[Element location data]

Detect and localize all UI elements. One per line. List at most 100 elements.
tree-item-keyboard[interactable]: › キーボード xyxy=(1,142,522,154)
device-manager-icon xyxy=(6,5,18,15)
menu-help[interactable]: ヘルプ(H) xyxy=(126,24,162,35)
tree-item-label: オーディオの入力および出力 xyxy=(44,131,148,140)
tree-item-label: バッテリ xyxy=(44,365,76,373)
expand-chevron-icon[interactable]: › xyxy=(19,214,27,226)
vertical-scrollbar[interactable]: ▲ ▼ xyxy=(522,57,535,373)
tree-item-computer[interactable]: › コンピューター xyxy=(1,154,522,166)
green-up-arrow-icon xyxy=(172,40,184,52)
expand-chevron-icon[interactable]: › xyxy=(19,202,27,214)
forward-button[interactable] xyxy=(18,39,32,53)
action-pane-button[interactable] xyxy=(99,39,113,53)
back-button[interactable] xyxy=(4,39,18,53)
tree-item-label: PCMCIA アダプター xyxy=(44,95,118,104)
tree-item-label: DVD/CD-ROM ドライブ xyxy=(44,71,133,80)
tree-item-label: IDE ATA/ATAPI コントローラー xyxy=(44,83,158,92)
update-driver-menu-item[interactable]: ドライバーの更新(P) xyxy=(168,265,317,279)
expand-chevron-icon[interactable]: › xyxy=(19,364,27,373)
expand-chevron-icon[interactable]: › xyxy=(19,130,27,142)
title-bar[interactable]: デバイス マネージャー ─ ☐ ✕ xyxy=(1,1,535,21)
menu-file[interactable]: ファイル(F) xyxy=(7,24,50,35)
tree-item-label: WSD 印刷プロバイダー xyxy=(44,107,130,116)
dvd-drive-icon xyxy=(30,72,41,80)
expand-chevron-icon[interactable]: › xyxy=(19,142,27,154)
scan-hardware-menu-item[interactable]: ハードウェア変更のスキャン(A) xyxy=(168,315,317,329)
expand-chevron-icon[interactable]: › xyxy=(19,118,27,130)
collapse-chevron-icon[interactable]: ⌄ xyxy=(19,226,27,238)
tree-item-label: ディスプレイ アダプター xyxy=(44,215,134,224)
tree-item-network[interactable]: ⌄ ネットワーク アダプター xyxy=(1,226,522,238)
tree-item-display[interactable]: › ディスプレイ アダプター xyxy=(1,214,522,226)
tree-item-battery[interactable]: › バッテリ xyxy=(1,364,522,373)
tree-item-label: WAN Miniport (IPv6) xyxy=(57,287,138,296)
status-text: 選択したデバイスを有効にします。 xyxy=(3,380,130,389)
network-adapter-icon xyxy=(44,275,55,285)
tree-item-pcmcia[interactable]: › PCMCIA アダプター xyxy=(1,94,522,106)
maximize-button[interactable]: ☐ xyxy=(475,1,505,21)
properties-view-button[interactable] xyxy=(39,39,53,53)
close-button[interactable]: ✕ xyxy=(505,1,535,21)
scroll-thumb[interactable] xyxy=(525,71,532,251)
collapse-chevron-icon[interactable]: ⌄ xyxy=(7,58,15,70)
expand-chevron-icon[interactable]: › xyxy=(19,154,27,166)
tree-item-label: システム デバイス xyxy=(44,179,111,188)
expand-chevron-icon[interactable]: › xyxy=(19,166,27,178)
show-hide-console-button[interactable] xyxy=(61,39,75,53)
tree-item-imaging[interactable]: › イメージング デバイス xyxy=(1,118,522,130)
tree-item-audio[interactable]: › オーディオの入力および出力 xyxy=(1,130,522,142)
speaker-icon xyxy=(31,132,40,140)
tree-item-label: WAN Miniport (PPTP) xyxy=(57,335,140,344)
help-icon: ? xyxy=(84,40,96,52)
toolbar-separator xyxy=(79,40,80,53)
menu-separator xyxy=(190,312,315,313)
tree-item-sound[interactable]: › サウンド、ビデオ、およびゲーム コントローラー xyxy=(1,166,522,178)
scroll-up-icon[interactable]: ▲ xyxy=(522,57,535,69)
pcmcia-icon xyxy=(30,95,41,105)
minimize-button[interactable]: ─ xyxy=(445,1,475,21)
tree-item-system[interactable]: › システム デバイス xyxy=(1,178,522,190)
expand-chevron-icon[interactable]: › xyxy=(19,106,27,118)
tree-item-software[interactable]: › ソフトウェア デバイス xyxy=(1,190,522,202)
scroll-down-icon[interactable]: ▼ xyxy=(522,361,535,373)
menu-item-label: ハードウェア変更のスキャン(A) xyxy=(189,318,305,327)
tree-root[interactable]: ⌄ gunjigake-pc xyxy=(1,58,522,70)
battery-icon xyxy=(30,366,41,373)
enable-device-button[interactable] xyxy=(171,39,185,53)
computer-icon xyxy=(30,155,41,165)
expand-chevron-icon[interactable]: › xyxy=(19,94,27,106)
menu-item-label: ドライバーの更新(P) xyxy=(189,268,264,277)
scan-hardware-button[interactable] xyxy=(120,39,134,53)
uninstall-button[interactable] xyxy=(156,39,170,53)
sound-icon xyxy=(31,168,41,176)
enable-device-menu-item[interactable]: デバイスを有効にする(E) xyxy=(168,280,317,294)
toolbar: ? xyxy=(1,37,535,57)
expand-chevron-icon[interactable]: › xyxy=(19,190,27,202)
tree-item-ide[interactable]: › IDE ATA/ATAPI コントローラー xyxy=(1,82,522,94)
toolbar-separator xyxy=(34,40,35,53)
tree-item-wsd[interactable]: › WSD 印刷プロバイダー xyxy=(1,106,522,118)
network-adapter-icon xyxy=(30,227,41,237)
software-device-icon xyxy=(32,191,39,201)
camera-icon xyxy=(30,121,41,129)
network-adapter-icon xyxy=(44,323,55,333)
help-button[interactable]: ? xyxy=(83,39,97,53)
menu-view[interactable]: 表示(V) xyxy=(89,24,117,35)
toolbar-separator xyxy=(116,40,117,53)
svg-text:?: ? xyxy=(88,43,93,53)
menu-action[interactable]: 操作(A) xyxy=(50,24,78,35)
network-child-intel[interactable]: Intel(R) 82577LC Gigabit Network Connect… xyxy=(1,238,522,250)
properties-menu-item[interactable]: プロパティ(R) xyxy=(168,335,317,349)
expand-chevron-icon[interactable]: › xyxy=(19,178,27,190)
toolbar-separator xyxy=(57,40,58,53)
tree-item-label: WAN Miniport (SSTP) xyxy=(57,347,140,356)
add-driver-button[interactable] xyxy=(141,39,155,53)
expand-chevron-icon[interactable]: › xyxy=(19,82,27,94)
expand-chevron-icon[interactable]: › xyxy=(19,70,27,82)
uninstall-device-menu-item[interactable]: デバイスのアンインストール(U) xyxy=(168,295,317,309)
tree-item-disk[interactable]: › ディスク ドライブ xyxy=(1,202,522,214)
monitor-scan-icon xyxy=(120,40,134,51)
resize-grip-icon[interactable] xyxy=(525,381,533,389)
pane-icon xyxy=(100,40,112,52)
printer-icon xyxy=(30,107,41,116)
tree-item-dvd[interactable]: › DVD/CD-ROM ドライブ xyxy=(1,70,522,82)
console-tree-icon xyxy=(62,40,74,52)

◆ Task details ◆
Rewrite the lines above with "expand-chevron-icon" replaced by "expander-arrow-icon" wherever it occurs, keeping everything else the same.

◆ Answer to the exercise ◆
Detect and localize all UI elements. One per line. List at most 100 elements.
tree-item-keyboard[interactable]: › キーボード xyxy=(1,142,522,154)
device-manager-icon xyxy=(6,5,18,15)
menu-help[interactable]: ヘルプ(H) xyxy=(126,24,162,35)
tree-item-label: オーディオの入力および出力 xyxy=(44,131,148,140)
tree-item-label: バッテリ xyxy=(44,365,76,373)
expander-arrow-icon[interactable]: › xyxy=(19,214,27,226)
vertical-scrollbar[interactable]: ▲ ▼ xyxy=(522,57,535,373)
tree-item-computer[interactable]: › コンピューター xyxy=(1,154,522,166)
green-up-arrow-icon xyxy=(172,40,184,52)
expander-arrow-icon[interactable]: › xyxy=(19,202,27,214)
forward-button[interactable] xyxy=(18,39,32,53)
action-pane-button[interactable] xyxy=(99,39,113,53)
back-button[interactable] xyxy=(4,39,18,53)
tree-item-label: PCMCIA アダプター xyxy=(44,95,118,104)
tree-item-label: DVD/CD-ROM ドライブ xyxy=(44,71,133,80)
tree-item-label: IDE ATA/ATAPI コントローラー xyxy=(44,83,158,92)
update-driver-menu-item[interactable]: ドライバーの更新(P) xyxy=(168,265,317,279)
expander-arrow-icon[interactable]: › xyxy=(19,364,27,373)
expander-arrow-icon[interactable]: › xyxy=(19,130,27,142)
title-bar[interactable]: デバイス マネージャー ─ ☐ ✕ xyxy=(1,1,535,21)
menu-file[interactable]: ファイル(F) xyxy=(7,24,50,35)
tree-item-label: WSD 印刷プロバイダー xyxy=(44,107,130,116)
dvd-drive-icon xyxy=(30,72,41,80)
expander-arrow-icon[interactable]: › xyxy=(19,142,27,154)
scan-hardware-menu-item[interactable]: ハードウェア変更のスキャン(A) xyxy=(168,315,317,329)
expander-arrow-icon[interactable]: › xyxy=(19,118,27,130)
collapse-chevron-icon[interactable]: ⌄ xyxy=(19,226,27,238)
tree-item-label: ディスプレイ アダプター xyxy=(44,215,134,224)
tree-item-network[interactable]: ⌄ ネットワーク アダプター xyxy=(1,226,522,238)
tree-item-display[interactable]: › ディスプレイ アダプター xyxy=(1,214,522,226)
tree-item-battery[interactable]: › バッテリ xyxy=(1,364,522,373)
tree-item-label: WAN Miniport (IPv6) xyxy=(57,287,138,296)
status-text: 選択したデバイスを有効にします。 xyxy=(3,380,130,389)
network-adapter-icon xyxy=(44,275,55,285)
tree-item-pcmcia[interactable]: › PCMCIA アダプター xyxy=(1,94,522,106)
maximize-button[interactable]: ☐ xyxy=(475,1,505,21)
properties-view-button[interactable] xyxy=(39,39,53,53)
close-button[interactable]: ✕ xyxy=(505,1,535,21)
scroll-thumb[interactable] xyxy=(525,71,532,251)
collapse-chevron-icon[interactable]: ⌄ xyxy=(7,58,15,70)
expander-arrow-icon[interactable]: › xyxy=(19,154,27,166)
tree-item-label: システム デバイス xyxy=(44,179,111,188)
expander-arrow-icon[interactable]: › xyxy=(19,166,27,178)
show-hide-console-button[interactable] xyxy=(61,39,75,53)
tree-item-imaging[interactable]: › イメージング デバイス xyxy=(1,118,522,130)
tree-item-audio[interactable]: › オーディオの入力および出力 xyxy=(1,130,522,142)
speaker-icon xyxy=(31,132,40,140)
tree-item-label: WAN Miniport (PPTP) xyxy=(57,335,140,344)
help-icon: ? xyxy=(84,40,96,52)
toolbar-separator xyxy=(79,40,80,53)
menu-separator xyxy=(190,312,315,313)
tree-item-sound[interactable]: › サウンド、ビデオ、およびゲーム コントローラー xyxy=(1,166,522,178)
scroll-up-icon[interactable]: ▲ xyxy=(522,57,535,69)
pcmcia-icon xyxy=(30,95,41,105)
minimize-button[interactable]: ─ xyxy=(445,1,475,21)
tree-item-system[interactable]: › システム デバイス xyxy=(1,178,522,190)
expander-arrow-icon[interactable]: › xyxy=(19,106,27,118)
tree-item-software[interactable]: › ソフトウェア デバイス xyxy=(1,190,522,202)
scroll-down-icon[interactable]: ▼ xyxy=(522,361,535,373)
menu-item-label: ハードウェア変更のスキャン(A) xyxy=(189,318,305,327)
tree-root[interactable]: ⌄ gunjigake-pc xyxy=(1,58,522,70)
battery-icon xyxy=(30,366,41,373)
enable-device-button[interactable] xyxy=(171,39,185,53)
computer-icon xyxy=(30,155,41,165)
expander-arrow-icon[interactable]: › xyxy=(19,94,27,106)
menu-item-label: ドライバーの更新(P) xyxy=(189,268,264,277)
scan-hardware-button[interactable] xyxy=(120,39,134,53)
uninstall-button[interactable] xyxy=(156,39,170,53)
sound-icon xyxy=(31,168,41,176)
enable-device-menu-item[interactable]: デバイスを有効にする(E) xyxy=(168,280,317,294)
toolbar: ? xyxy=(1,37,535,57)
expander-arrow-icon[interactable]: › xyxy=(19,190,27,202)
tree-item-ide[interactable]: › IDE ATA/ATAPI コントローラー xyxy=(1,82,522,94)
toolbar-separator xyxy=(34,40,35,53)
tree-item-wsd[interactable]: › WSD 印刷プロバイダー xyxy=(1,106,522,118)
network-adapter-icon xyxy=(30,227,41,237)
software-device-icon xyxy=(32,191,39,201)
camera-icon xyxy=(30,121,41,129)
network-adapter-icon xyxy=(44,323,55,333)
help-button[interactable]: ? xyxy=(83,39,97,53)
menu-view[interactable]: 表示(V) xyxy=(89,24,117,35)
toolbar-separator xyxy=(116,40,117,53)
svg-text:?: ? xyxy=(88,43,93,53)
menu-action[interactable]: 操作(A) xyxy=(50,24,78,35)
network-child-intel[interactable]: Intel(R) 82577LC Gigabit Network Connect… xyxy=(1,238,522,250)
properties-menu-item[interactable]: プロパティ(R) xyxy=(168,335,317,349)
expander-arrow-icon[interactable]: › xyxy=(19,178,27,190)
toolbar-separator xyxy=(57,40,58,53)
tree-item-label: WAN Miniport (SSTP) xyxy=(57,347,140,356)
add-driver-button[interactable] xyxy=(141,39,155,53)
expander-arrow-icon[interactable]: › xyxy=(19,82,27,94)
expander-arrow-icon[interactable]: › xyxy=(19,70,27,82)
uninstall-device-menu-item[interactable]: デバイスのアンインストール(U) xyxy=(168,295,317,309)
tree-item-disk[interactable]: › ディスク ドライブ xyxy=(1,202,522,214)
monitor-scan-icon xyxy=(120,40,134,51)
resize-grip-icon[interactable] xyxy=(525,381,533,389)
pane-icon xyxy=(100,40,112,52)
printer-icon xyxy=(30,107,41,116)
tree-item-dvd[interactable]: › DVD/CD-ROM ドライブ xyxy=(1,70,522,82)
console-tree-icon xyxy=(62,40,74,52)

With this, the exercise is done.